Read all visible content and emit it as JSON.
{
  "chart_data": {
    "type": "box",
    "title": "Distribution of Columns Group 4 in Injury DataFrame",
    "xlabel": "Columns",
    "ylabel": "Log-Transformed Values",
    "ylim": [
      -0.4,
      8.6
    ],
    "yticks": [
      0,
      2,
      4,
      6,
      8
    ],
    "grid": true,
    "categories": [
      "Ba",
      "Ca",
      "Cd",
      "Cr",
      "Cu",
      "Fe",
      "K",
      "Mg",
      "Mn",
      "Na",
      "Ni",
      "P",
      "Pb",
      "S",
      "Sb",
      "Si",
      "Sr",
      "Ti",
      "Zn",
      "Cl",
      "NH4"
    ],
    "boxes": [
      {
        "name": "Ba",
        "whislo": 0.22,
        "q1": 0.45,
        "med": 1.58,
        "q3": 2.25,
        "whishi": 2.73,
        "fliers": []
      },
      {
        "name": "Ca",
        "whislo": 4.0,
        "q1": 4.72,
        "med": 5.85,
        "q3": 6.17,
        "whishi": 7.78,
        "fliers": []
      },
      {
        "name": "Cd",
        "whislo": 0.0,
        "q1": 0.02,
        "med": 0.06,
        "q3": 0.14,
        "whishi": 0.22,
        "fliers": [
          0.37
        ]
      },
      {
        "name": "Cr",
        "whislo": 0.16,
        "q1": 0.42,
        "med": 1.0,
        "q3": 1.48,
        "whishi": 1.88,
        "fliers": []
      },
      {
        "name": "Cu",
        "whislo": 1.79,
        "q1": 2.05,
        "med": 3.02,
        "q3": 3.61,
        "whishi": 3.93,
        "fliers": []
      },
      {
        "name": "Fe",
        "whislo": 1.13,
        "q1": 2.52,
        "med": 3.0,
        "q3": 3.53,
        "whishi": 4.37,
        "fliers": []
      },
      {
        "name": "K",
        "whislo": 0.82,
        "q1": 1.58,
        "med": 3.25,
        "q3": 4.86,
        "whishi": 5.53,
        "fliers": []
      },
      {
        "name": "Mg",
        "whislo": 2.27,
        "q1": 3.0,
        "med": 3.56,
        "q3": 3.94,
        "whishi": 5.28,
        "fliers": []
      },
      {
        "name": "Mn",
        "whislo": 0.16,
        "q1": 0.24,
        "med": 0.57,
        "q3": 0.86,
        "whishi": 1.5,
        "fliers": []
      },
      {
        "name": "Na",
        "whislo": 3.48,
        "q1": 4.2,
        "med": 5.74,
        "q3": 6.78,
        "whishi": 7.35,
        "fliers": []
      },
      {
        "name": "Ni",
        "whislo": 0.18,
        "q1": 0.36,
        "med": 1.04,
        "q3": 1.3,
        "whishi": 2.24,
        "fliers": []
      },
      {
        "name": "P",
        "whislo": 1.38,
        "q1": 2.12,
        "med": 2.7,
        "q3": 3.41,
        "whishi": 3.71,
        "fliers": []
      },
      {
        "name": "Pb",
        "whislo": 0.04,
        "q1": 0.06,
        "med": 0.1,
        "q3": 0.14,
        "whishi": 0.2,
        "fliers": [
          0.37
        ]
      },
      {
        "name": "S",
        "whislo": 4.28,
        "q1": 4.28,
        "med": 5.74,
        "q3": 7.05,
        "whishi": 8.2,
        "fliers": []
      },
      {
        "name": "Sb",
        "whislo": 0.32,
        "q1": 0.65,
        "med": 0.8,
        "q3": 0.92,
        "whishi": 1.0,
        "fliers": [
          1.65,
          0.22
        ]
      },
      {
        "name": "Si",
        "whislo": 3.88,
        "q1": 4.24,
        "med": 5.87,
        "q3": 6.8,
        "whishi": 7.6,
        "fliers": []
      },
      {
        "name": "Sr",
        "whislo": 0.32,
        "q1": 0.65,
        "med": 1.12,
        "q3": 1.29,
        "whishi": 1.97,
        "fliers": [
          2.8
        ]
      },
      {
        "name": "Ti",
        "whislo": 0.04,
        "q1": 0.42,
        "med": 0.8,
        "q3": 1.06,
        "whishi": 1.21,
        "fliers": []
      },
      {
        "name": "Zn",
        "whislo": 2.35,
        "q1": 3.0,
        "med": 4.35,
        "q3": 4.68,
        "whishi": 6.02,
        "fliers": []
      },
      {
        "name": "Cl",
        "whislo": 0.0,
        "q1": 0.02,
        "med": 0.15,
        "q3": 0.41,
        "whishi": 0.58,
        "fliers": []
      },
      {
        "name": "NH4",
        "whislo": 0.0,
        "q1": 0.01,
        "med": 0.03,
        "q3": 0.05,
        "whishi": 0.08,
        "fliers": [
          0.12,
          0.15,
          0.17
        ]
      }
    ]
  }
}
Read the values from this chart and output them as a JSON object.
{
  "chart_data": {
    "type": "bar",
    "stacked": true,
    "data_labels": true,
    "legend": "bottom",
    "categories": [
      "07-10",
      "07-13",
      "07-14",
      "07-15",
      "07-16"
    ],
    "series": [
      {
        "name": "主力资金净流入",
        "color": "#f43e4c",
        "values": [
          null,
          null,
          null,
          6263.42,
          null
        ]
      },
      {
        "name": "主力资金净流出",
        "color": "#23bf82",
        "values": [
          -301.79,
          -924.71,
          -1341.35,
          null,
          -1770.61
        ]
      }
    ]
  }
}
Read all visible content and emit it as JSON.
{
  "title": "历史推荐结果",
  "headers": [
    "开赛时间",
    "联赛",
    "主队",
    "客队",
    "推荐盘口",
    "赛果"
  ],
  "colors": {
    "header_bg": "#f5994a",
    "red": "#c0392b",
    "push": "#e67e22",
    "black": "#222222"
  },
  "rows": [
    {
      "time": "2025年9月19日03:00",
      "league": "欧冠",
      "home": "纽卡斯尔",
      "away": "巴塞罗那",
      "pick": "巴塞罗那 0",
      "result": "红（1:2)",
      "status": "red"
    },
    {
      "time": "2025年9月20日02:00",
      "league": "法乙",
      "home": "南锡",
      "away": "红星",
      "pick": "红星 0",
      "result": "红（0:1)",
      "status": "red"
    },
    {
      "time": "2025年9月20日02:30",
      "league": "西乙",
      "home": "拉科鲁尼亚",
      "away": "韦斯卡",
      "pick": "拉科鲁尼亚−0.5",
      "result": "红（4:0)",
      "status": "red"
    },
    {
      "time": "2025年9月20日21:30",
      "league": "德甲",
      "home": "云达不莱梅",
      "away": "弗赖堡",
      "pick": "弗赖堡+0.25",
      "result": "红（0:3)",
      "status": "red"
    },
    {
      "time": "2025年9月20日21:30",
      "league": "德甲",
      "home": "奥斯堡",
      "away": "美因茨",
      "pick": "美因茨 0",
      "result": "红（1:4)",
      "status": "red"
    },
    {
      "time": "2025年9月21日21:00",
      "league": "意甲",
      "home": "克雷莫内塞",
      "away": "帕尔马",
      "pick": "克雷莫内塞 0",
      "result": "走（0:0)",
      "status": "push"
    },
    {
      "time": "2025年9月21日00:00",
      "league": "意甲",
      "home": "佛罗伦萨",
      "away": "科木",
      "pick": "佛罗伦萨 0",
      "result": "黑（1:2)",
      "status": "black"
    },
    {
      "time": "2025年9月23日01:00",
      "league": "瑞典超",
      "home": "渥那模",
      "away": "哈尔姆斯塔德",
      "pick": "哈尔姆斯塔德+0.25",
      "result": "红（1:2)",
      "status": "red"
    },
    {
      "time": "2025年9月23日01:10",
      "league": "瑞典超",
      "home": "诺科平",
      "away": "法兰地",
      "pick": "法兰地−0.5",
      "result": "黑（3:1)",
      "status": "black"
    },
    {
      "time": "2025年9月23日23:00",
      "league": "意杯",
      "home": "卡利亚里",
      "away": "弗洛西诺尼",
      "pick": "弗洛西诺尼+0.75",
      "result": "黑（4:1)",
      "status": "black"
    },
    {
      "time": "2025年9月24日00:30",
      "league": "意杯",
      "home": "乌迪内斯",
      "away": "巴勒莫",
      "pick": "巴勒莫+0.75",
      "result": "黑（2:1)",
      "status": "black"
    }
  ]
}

==========

* Your instructions *
Say how many lines of the material contain the word "away", with no other text.

* Written response *
11